Your task: Find and copy every line in the records that includes the string "text".

Dataset entries on figures:
•••••

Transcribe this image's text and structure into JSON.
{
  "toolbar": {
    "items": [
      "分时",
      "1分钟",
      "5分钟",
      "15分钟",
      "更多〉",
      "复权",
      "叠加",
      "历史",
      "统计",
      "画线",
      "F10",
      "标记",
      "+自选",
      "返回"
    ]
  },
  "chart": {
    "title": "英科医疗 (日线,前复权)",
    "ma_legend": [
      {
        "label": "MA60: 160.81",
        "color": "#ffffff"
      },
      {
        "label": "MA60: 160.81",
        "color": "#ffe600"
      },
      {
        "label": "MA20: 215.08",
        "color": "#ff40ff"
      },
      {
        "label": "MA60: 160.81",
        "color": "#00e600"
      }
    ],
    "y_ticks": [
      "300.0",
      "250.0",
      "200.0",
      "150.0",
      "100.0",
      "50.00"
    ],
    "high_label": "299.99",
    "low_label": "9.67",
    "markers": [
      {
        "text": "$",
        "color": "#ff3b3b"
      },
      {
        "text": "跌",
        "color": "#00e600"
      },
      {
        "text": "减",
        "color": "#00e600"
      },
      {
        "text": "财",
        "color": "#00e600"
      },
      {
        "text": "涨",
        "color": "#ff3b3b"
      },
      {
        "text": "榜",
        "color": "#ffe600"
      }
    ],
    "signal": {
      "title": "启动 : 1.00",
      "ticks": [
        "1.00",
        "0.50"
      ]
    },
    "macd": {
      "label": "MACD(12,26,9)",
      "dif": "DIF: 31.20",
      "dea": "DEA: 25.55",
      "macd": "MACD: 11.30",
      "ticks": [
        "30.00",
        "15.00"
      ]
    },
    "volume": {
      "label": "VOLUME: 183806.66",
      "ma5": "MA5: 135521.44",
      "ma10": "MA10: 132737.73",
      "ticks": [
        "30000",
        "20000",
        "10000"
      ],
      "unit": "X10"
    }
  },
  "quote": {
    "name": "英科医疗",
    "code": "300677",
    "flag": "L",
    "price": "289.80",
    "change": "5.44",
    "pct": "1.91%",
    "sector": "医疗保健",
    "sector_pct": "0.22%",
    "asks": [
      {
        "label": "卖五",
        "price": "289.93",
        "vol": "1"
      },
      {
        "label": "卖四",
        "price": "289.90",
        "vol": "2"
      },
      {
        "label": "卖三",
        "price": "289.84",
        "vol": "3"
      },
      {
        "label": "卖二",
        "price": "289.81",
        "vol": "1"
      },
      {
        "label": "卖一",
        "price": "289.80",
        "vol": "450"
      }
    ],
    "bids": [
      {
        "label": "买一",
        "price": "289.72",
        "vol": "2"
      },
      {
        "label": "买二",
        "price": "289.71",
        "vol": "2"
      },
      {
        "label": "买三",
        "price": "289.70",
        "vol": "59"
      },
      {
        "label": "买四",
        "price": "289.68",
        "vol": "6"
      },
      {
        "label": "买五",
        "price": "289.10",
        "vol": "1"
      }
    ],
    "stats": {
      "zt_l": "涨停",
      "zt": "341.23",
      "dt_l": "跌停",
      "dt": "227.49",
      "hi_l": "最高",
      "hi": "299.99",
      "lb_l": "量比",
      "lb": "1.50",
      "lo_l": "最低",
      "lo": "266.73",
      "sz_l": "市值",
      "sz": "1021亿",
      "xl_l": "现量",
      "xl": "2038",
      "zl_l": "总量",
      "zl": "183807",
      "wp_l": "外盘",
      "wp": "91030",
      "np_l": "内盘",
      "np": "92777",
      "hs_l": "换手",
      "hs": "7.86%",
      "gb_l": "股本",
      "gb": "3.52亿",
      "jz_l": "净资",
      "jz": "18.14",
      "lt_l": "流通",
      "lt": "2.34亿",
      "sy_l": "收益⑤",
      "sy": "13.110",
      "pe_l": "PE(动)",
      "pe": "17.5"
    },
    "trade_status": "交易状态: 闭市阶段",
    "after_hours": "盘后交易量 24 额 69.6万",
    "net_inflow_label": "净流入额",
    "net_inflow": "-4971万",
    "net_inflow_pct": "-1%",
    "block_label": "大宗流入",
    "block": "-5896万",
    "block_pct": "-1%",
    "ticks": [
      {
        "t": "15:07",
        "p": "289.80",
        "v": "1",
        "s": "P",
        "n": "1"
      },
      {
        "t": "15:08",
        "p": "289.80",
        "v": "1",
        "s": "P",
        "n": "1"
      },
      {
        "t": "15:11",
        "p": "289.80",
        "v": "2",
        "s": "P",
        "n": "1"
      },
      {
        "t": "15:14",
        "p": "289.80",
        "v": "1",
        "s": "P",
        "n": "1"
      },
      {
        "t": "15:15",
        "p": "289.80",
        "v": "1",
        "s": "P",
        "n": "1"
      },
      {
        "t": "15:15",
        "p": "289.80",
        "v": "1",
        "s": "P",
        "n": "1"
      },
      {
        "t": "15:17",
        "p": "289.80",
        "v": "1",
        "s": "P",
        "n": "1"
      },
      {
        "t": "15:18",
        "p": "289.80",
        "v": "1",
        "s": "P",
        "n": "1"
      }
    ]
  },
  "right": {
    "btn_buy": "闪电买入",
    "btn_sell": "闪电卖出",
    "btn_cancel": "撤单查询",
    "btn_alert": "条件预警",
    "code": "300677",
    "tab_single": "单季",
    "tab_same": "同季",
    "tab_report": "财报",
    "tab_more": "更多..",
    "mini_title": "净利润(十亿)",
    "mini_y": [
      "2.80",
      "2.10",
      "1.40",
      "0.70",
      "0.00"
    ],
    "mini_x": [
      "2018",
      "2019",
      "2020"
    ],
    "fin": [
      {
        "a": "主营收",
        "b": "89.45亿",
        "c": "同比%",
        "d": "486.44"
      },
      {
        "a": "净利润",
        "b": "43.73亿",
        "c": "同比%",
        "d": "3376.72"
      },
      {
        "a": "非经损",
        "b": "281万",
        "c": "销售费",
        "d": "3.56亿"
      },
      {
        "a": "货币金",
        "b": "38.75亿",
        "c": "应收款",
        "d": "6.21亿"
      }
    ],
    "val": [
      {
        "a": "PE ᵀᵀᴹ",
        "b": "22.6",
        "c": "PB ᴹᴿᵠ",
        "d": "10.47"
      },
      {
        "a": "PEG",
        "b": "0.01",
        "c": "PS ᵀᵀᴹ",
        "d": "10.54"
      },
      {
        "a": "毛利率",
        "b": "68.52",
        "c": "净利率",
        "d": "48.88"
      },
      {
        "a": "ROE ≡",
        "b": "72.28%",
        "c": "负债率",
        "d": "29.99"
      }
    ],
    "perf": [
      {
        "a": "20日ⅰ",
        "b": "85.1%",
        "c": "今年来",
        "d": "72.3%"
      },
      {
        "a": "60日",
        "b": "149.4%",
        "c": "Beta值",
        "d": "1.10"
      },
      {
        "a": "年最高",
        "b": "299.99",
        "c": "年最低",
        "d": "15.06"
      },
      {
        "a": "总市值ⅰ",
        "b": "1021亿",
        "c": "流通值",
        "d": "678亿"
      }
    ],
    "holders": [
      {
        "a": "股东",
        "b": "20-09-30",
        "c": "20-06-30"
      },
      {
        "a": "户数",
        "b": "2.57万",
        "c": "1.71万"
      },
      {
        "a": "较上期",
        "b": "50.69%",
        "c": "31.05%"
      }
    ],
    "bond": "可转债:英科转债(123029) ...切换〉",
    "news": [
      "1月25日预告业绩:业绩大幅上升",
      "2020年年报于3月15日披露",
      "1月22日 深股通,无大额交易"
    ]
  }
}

•••••

Final result:
Transcribe this image's text and structure into JSON.
        "text": "$",
        "text": "跌",
        "text": "减",
        "text": "财",
        "text": "涨",
        "text": "榜",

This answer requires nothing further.